Start of Record excerpts

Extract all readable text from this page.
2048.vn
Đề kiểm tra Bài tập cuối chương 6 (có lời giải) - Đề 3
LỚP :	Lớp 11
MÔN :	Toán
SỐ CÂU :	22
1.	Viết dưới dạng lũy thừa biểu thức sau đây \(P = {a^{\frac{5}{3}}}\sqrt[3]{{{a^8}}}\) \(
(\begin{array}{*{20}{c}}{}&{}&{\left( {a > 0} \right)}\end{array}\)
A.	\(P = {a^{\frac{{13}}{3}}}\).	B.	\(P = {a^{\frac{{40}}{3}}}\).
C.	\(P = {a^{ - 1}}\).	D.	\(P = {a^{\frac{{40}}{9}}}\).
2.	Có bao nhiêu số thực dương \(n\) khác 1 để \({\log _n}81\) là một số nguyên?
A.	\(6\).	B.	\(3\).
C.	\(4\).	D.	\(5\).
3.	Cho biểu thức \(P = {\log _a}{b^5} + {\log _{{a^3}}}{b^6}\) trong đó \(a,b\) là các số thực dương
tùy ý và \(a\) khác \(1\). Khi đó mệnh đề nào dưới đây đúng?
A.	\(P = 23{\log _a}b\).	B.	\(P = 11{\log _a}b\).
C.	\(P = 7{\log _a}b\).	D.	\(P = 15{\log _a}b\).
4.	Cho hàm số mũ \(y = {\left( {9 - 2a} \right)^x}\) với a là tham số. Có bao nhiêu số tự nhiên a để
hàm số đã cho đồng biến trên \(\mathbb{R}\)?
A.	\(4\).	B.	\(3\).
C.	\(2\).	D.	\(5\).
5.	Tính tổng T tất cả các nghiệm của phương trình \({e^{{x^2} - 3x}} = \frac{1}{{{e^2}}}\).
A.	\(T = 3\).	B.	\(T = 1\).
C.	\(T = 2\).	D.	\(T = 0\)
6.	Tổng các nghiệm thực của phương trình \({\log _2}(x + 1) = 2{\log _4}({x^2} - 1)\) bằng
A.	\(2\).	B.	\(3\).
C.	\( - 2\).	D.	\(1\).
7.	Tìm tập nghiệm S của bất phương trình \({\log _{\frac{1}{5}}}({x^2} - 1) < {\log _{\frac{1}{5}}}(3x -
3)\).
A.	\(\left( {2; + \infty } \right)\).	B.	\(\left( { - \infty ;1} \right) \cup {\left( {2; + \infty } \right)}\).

End of Record excerpts

> [Problem statement]: Pull out each line containing the word "left" and copy it.

> [Written solution]:
(\begin{array}{*{20}{c}}{}&{}&{\left( {a > 0} \right)}\end{array}\)
4.	Cho hàm số mũ \(y = {\left( {9 - 2a} \right)^x}\) với a là tham số. Có bao nhiêu số tự nhiên a để
A.	\(\left( {2; + \infty } \right)\).	B.	\(\left( { - \infty ;1} \right) \cup {\left( {2; + \infty } \right)}\).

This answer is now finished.